## [TO DO]
Reproduce the following records exactly from the line containing "What's the underlying" onward, ending with the last line and including it.

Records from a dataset
start

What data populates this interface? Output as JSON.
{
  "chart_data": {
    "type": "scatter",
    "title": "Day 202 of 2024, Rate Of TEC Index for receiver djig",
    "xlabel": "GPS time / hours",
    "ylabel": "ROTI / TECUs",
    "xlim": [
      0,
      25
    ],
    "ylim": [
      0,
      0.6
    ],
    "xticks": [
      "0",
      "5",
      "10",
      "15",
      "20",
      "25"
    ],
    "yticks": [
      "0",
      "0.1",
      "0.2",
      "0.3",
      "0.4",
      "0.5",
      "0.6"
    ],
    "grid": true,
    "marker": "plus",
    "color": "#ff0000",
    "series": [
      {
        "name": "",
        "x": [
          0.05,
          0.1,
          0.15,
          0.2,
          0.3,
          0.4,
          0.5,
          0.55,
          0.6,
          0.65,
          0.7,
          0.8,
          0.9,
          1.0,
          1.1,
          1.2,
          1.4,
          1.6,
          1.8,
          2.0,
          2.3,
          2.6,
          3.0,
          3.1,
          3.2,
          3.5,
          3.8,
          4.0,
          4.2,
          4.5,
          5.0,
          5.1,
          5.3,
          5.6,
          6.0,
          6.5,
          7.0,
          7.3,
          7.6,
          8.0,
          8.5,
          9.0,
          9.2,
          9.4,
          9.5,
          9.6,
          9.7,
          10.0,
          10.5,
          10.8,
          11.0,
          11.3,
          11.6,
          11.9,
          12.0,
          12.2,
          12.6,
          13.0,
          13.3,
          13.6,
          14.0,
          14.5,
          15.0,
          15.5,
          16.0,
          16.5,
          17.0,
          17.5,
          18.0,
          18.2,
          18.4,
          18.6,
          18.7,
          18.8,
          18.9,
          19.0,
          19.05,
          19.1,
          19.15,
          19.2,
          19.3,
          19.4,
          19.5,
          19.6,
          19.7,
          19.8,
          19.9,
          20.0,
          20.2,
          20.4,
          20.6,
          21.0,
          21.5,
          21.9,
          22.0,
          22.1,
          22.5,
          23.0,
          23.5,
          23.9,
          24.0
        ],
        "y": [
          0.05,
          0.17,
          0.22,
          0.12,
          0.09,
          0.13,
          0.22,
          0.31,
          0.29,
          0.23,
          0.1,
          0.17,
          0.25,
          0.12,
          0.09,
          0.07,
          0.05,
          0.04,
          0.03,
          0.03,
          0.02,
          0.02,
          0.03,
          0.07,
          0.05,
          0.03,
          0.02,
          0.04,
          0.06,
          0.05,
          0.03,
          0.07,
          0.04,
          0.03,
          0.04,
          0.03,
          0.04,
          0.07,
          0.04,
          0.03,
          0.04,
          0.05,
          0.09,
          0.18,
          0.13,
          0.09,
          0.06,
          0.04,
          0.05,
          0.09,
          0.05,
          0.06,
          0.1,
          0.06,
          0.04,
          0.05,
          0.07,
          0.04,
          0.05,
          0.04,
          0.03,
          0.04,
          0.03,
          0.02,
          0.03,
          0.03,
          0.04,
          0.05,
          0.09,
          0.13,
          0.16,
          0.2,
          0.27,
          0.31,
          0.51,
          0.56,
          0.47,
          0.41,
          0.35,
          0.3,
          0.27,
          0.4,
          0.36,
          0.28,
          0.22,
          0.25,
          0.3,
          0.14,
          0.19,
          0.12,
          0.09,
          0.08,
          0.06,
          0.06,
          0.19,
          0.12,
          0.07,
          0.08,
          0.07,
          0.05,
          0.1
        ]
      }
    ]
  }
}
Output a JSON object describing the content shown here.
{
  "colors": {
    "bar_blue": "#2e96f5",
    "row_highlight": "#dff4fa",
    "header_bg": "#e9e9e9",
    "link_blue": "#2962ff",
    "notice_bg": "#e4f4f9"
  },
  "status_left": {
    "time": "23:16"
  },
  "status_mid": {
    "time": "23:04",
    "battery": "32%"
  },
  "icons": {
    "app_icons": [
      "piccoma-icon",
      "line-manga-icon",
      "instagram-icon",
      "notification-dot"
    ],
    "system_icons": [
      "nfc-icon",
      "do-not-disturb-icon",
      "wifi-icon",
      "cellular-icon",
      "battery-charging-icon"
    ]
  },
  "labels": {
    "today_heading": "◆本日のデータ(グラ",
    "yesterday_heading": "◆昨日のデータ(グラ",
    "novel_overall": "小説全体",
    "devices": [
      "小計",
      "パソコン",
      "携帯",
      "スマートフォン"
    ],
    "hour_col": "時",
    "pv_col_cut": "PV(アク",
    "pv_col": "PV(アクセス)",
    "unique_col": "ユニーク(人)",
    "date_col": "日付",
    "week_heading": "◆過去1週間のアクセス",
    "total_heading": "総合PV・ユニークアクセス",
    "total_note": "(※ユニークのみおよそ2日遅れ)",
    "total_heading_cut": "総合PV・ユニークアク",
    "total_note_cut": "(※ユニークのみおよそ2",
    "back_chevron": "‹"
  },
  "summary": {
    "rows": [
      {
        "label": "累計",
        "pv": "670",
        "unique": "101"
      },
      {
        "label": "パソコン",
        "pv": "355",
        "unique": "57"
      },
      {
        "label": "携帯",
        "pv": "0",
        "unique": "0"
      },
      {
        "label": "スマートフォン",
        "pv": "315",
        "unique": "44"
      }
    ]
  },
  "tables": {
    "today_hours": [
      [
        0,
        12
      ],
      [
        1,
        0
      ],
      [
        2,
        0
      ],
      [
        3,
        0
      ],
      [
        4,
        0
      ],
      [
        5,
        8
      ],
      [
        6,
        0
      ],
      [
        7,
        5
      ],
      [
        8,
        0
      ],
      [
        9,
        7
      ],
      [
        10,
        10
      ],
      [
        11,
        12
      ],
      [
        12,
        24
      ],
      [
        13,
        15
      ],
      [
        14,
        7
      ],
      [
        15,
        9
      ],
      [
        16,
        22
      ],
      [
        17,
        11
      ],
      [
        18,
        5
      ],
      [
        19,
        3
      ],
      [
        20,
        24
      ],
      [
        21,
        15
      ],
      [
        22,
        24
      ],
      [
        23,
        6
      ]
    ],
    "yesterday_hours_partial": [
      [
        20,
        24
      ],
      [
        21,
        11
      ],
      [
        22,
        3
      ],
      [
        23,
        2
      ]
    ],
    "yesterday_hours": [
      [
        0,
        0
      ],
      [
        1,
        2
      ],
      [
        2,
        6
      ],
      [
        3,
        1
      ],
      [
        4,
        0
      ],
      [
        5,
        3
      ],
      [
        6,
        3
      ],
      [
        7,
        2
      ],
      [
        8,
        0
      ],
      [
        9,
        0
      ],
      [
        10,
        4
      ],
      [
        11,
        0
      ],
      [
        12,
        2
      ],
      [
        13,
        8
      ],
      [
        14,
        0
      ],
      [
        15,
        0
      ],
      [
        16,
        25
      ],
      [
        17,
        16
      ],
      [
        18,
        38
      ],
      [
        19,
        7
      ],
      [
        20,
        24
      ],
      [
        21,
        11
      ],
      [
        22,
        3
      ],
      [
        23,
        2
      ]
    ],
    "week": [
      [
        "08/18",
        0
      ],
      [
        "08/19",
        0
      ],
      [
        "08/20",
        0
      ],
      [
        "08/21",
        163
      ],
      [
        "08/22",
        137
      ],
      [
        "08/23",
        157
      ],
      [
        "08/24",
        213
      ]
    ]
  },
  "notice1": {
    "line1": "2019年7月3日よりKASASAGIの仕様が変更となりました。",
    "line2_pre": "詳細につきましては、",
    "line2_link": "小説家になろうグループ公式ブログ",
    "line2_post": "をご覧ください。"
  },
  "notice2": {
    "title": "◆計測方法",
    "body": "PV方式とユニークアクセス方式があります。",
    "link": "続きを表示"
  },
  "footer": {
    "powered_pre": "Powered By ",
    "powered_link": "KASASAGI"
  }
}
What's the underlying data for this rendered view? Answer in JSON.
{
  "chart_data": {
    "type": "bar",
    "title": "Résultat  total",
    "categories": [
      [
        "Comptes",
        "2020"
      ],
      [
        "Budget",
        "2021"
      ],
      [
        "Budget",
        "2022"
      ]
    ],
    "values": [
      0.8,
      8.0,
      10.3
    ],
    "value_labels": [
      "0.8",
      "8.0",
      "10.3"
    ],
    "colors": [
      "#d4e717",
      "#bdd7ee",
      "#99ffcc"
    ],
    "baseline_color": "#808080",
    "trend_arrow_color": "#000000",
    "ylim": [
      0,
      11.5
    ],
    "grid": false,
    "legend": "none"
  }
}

end

## [CORRECT RESULT]
What's the underlying data for this rendered view? Answer in JSON.
{
  "chart_data": {
    "type": "bar",
    "title": "Résultat  total",
    "categories": [
      [
        "Comptes",
        "2020"
      ],
      [
        "Budget",
        "2021"
      ],
      [
        "Budget",
        "2022"
      ]
    ],
    "values": [
      0.8,
      8.0,
      10.3
    ],
    "value_labels": [
      "0.8",
      "8.0",
      "10.3"
    ],
    "colors": [
      "#d4e717",
      "#bdd7ee",
      "#99ffcc"
    ],
    "baseline_color": "#808080",
    "trend_arrow_color": "#000000",
    "ylim": [
      0,
      11.5
    ],
    "grid": false,
    "legend": "none"
  }
}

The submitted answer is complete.